Written instruction 1:
In the GLAM estimation notebook, what suffix is assigned to the variable sufix when the data is loaded?
Written instruction 2:
Print the part of the GLAM estimation notebook that opens with the words containing "print ('Percent kept: '" and closes with "data[data['subject'] == subject].copy().reset_index(drop=True)".
Written instruction 3:
Carry on the GLAM estimation notebook from where it stops.

Article:
* begin *

# Cherry Picking Info: Experiment 2

#  GLAM estimation and out of sample prediction - Individual fit

# 1. Free-exploration Time 

# GLAM model estimation/ 2nd Choice
------------------

## Load data

In [None]:
# Load data
sufix = 'exp2_2ndChoice_Free'
data = pd.read_csv('data/glam_data/CP2020_GlamData_CP2020_'+sufix+'.csv')

# Subset only necessary columns
data = data[['subject', 'trial', 'choice', 'rt',
         'item_value_0', 'item_value_1',
         'gaze_0', 'gaze_1']]
data_len = len(data)
print('Total number of trials: ' + str(data_len))
data.head()

## To run hierarchical model is required to have consecutive participant numbers

In [None]:
data['subject'] = data.replace(data.subject.unique(), list(range(len(data.subject.unique()))))

## Remove NaNs from dataset

In [None]:
data = data.dropna()
print ('Percent kept: ' + str(len(data)/data_len))

## Split data in training and test sets

In [None]:
train_data = pd.DataFrame()
test_data = pd.DataFrame()

for subject in data.subject.unique():
    subject_data = data[data['subject'] == subject].copy().reset_index(drop=True)
    n_trials = len(subject_data)
    
    subject_train = subject_data.iloc[np.arange(0, n_trials, 2)].copy()
    subject_test = subject_data.iloc[np.arange(1, n_trials, 2)].copy()

    test_data = pd.concat([test_data, subject_test])
    train_data = pd.concat([train_data, subject_train])

#test_data.to_csv(str('data/FF2018_data/GlamDataFF2018_preprocessed_test'+sufix+'.csv'))

* end *

Material provided:

* begin *

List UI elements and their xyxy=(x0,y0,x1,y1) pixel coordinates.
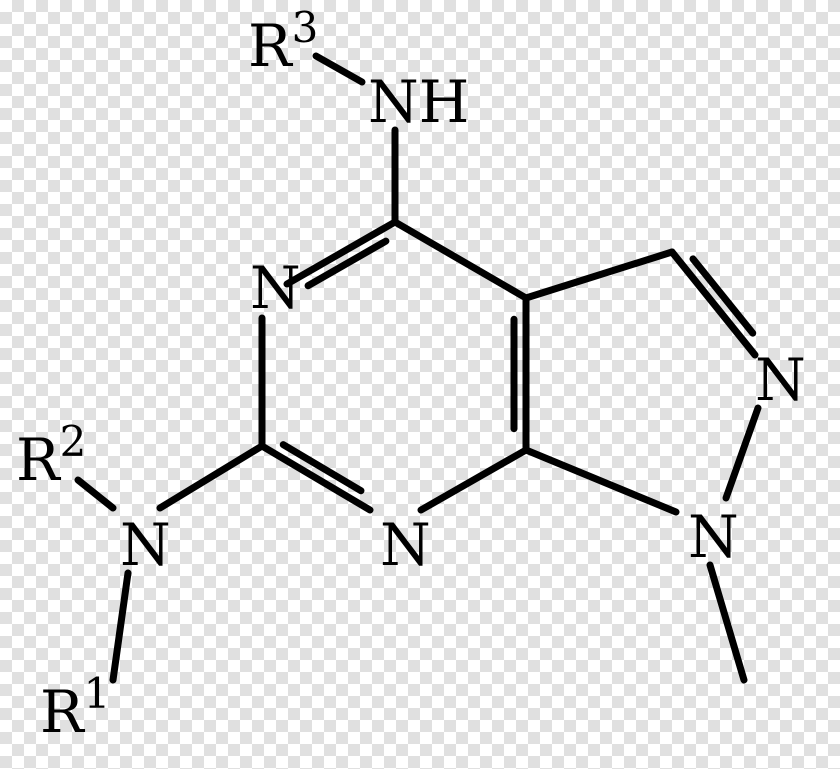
chemical-structure-diagram: R3 NH N N N N N R2 R1 xyxy=(0,0,840,769)
label-N-pyrazole-top: N xyxy=(755,346,806,414)
label-NH: NH xyxy=(368,68,469,136)
bonds-layer xyxy=(78,56,758,680)
label-N-ring-bottom: N xyxy=(380,511,431,579)
labels-layer: R3 NH N N N N N R2 R1 xyxy=(16,3,806,746)
label-R3: R3 xyxy=(248,3,318,80)
label-N-exocyclic: N xyxy=(120,511,171,579)
label-N-ring-top: N xyxy=(250,254,301,322)
label-R1: R1 xyxy=(40,669,110,746)
label-N-pyrazole-bottom: N xyxy=(688,503,739,571)
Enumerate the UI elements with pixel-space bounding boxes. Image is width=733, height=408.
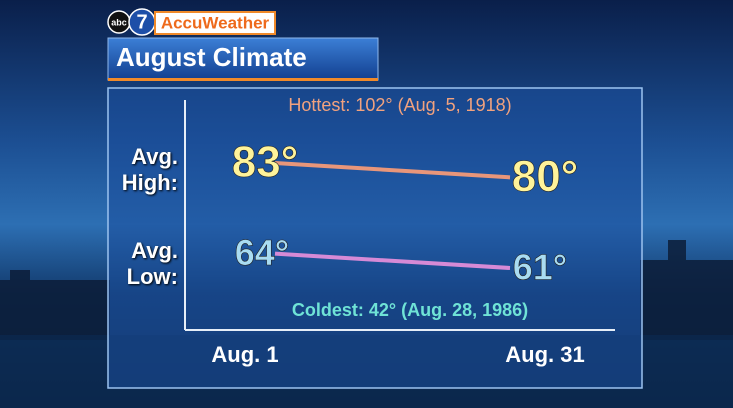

* end *

Response 1:
'exp2_2ndChoice_Free'

Response 2:
print ('Percent kept: ' + str(len(data)/data_len))

## Split data in training and test sets

In [None]:
train_data = pd.DataFrame()
test_data = pd.DataFrame()

for subject in data.subject.unique():
    subject_data = data[data['subject'] == subject].copy().reset_index(drop=True)

Response 3:
#train_data.to_csv(str('data/FF2018_data/GlamDataFF2018_preprocessed_train'+sufix+'.csv'))

print('Split data into training ({} trials) and test ({} trials) sets...'.format(len(train_data), len(test_data)))

## Individual GLAM estimation

### No gaze bias ($\gamma$ = 1)

In [None]:
# Fitting full GLAM
print('Fitting full GLAM individually...')

glam_full = glam.GLAM(train_data)

#if not os.path.exists(str('results/estimates/glam_FF2019_full'+sufix+'.npy')):
glam_full.make_model('individual', gamma_val=1.0, t0_val=0)
glam_full.fit(method='NUTS', tune=1000)
#else:
#    print('  Found old parameter estimates in "results/estimates". Skipping estimation...')
#    glam_full.estimates = np.load(str('results/estimates/glam_FF2019_full'+sufix+'.npy'))   

In [None]:
# Save parameter estimates
np.save(str('Results/Estimates/glam_CP2020_NoBias_indiv_noBias'+sufix+'.npy'), glam_full.estimates)

In [None]:
pd.DataFrame.from_dict(glam_full.estimates)

## estimate convergence 

In [None]:
if glam_full.type=='hierarchical':

    rhat_gamma =[] 
    rhat_v = []
    rhat_tau =[] 
    rhat_s =[] 
    
    rhats_params = az.rhat(glam_full.trace, method="folded")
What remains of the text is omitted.